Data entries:
— Begin —

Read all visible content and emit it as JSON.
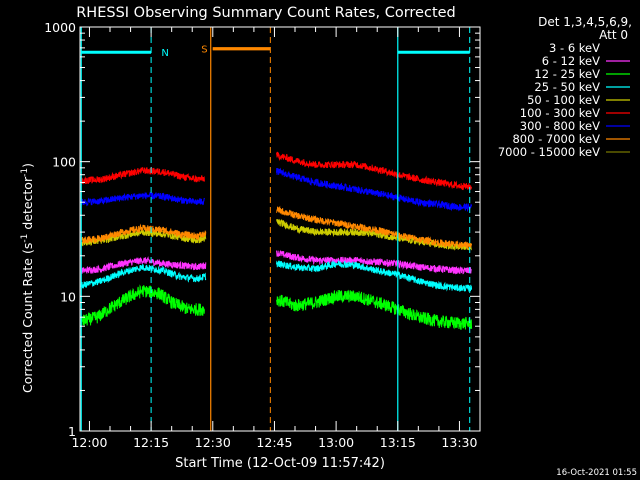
{
  "chart_data": {
    "type": "line",
    "title": "RHESSI Observing Summary Count Rates, Corrected",
    "xlabel": "Start Time (12-Oct-09 11:57:42)",
    "ylabel_main": "Corrected Count Rate (s",
    "ylabel_sup1": "-1",
    "ylabel_mid": " detector",
    "ylabel_sup2": "-1",
    "ylabel_end": ")",
    "y_scale": "log",
    "ylim": [
      1,
      1000
    ],
    "xlim_minutes": [
      -2.3,
      95
    ],
    "y_ticks": [
      {
        "value": 1,
        "label": "1"
      },
      {
        "value": 10,
        "label": "10"
      },
      {
        "value": 100,
        "label": "100"
      },
      {
        "value": 1000,
        "label": "1000"
      }
    ],
    "x_ticks": [
      {
        "t": 0,
        "label": "12:00"
      },
      {
        "t": 15,
        "label": "12:15"
      },
      {
        "t": 30,
        "label": "12:30"
      },
      {
        "t": 45,
        "label": "12:45"
      },
      {
        "t": 60,
        "label": "13:00"
      },
      {
        "t": 75,
        "label": "13:15"
      },
      {
        "t": 90,
        "label": "13:30"
      }
    ],
    "legend_header": [
      "Det 1,3,4,5,6,9,",
      "Att 0"
    ],
    "legend_placement": "right",
    "series": [
      {
        "name": "3 - 6 keV",
        "color": "#000000",
        "points": [
          [
            -2,
            12
          ],
          [
            2,
            12.5
          ],
          [
            8,
            14.5
          ],
          [
            13,
            15.5
          ],
          [
            18,
            14
          ],
          [
            22,
            13
          ],
          [
            26,
            12.3
          ],
          [
            28.3,
            12.5
          ],
          [
            45.5,
            22
          ],
          [
            50,
            19
          ],
          [
            55,
            17.5
          ],
          [
            60,
            16.5
          ],
          [
            65,
            16
          ],
          [
            70,
            15.5
          ],
          [
            75,
            15
          ],
          [
            80,
            14
          ],
          [
            85,
            13
          ],
          [
            90,
            12.5
          ],
          [
            93,
            12.5
          ]
        ]
      },
      {
        "name": "6 - 12 keV",
        "color": "#ff33ff",
        "points": [
          [
            -2,
            15.5
          ],
          [
            3,
            16
          ],
          [
            8,
            17.5
          ],
          [
            13,
            18.5
          ],
          [
            18,
            17.5
          ],
          [
            22,
            17
          ],
          [
            26,
            16.5
          ],
          [
            28.3,
            17
          ],
          [
            45.5,
            21
          ],
          [
            50,
            19.5
          ],
          [
            55,
            18.5
          ],
          [
            60,
            18.5
          ],
          [
            65,
            18.5
          ],
          [
            70,
            18
          ],
          [
            75,
            17.5
          ],
          [
            80,
            16.5
          ],
          [
            85,
            16
          ],
          [
            90,
            15.5
          ],
          [
            93,
            15.5
          ]
        ]
      },
      {
        "name": "12 - 25 keV",
        "color": "#00ff00",
        "points": [
          [
            -2,
            6.5
          ],
          [
            2,
            7
          ],
          [
            6,
            8.5
          ],
          [
            10,
            10
          ],
          [
            13,
            11
          ],
          [
            17,
            10.5
          ],
          [
            20,
            9
          ],
          [
            24,
            8
          ],
          [
            28,
            8
          ],
          [
            45.5,
            9.5
          ],
          [
            50,
            8.5
          ],
          [
            55,
            9
          ],
          [
            60,
            10
          ],
          [
            65,
            10
          ],
          [
            70,
            9
          ],
          [
            75,
            8
          ],
          [
            80,
            7
          ],
          [
            85,
            6.5
          ],
          [
            90,
            6.3
          ],
          [
            93,
            6.3
          ]
        ]
      },
      {
        "name": "25 - 50 keV",
        "color": "#00ffff",
        "points": [
          [
            -2,
            12
          ],
          [
            3,
            13
          ],
          [
            8,
            15
          ],
          [
            13,
            16.5
          ],
          [
            18,
            15.5
          ],
          [
            22,
            14
          ],
          [
            26,
            13.5
          ],
          [
            28.3,
            14
          ],
          [
            45.5,
            17.5
          ],
          [
            50,
            16.5
          ],
          [
            55,
            16
          ],
          [
            60,
            17.5
          ],
          [
            65,
            17
          ],
          [
            70,
            15.5
          ],
          [
            75,
            14.5
          ],
          [
            80,
            13
          ],
          [
            85,
            12
          ],
          [
            90,
            11.5
          ],
          [
            93,
            11.5
          ]
        ]
      },
      {
        "name": "50 - 100 keV",
        "color": "#cccc00",
        "points": [
          [
            -2,
            25
          ],
          [
            3,
            26
          ],
          [
            8,
            28
          ],
          [
            13,
            30
          ],
          [
            18,
            29
          ],
          [
            22,
            27.5
          ],
          [
            26,
            26
          ],
          [
            28.3,
            27
          ],
          [
            45.5,
            36
          ],
          [
            50,
            32
          ],
          [
            55,
            30
          ],
          [
            60,
            30
          ],
          [
            65,
            30
          ],
          [
            70,
            29
          ],
          [
            75,
            27
          ],
          [
            80,
            25.5
          ],
          [
            85,
            24
          ],
          [
            90,
            23.5
          ],
          [
            93,
            23.5
          ]
        ]
      },
      {
        "name": "100 - 300 keV",
        "color": "#ff0000",
        "points": [
          [
            -2,
            72
          ],
          [
            3,
            74
          ],
          [
            8,
            80
          ],
          [
            13,
            86
          ],
          [
            18,
            84
          ],
          [
            22,
            78
          ],
          [
            26,
            74
          ],
          [
            28,
            75
          ],
          [
            45.5,
            112
          ],
          [
            50,
            102
          ],
          [
            55,
            95
          ],
          [
            60,
            95
          ],
          [
            65,
            95
          ],
          [
            70,
            88
          ],
          [
            75,
            80
          ],
          [
            80,
            74
          ],
          [
            85,
            70
          ],
          [
            90,
            66
          ],
          [
            93,
            65
          ]
        ]
      },
      {
        "name": "300 - 800 keV",
        "color": "#0000ff",
        "points": [
          [
            -2,
            50
          ],
          [
            3,
            51
          ],
          [
            8,
            54
          ],
          [
            13,
            56
          ],
          [
            18,
            55
          ],
          [
            22,
            52
          ],
          [
            26,
            50
          ],
          [
            28,
            51
          ],
          [
            45.5,
            85
          ],
          [
            50,
            77
          ],
          [
            55,
            70
          ],
          [
            60,
            66
          ],
          [
            65,
            62
          ],
          [
            70,
            58
          ],
          [
            75,
            54
          ],
          [
            80,
            50
          ],
          [
            85,
            48
          ],
          [
            90,
            46
          ],
          [
            93,
            46
          ]
        ]
      },
      {
        "name": "800 - 7000 keV",
        "color": "#ff8800",
        "points": [
          [
            -2,
            26
          ],
          [
            3,
            27
          ],
          [
            8,
            30
          ],
          [
            13,
            32
          ],
          [
            18,
            31
          ],
          [
            22,
            29
          ],
          [
            26,
            28
          ],
          [
            28.3,
            29
          ],
          [
            45.5,
            44
          ],
          [
            50,
            40
          ],
          [
            55,
            37
          ],
          [
            60,
            35
          ],
          [
            65,
            33
          ],
          [
            70,
            31
          ],
          [
            75,
            28.5
          ],
          [
            80,
            26.5
          ],
          [
            85,
            25
          ],
          [
            90,
            24
          ],
          [
            93,
            24
          ]
        ]
      },
      {
        "name": "7000 - 15000 keV",
        "color": "#777700",
        "points": []
      }
    ],
    "annotations": [
      {
        "label": "N",
        "color": "#00ffff",
        "bar": [
          -2,
          15
        ],
        "bar_y": 650,
        "dashed_at": [
          15,
          92.5
        ],
        "solid_at": [
          -2,
          75
        ]
      },
      {
        "label": "S",
        "color": "#ff8800",
        "bar": [
          30,
          44
        ],
        "bar_y": 690,
        "dashed_at": [
          44
        ],
        "solid_at": [
          29.5
        ]
      }
    ]
  },
  "footer": {
    "timestamp": "16-Oct-2021 01:55"
  }
}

— End —

_EXERCISE BRIEF:_ Using the records above, copy every line that has the word "Count" in it.

_EXERCISE ANSWER:_
    "title": "RHESSI Observing Summary Count Rates, Corrected",
    "ylabel_main": "Corrected Count Rate (s",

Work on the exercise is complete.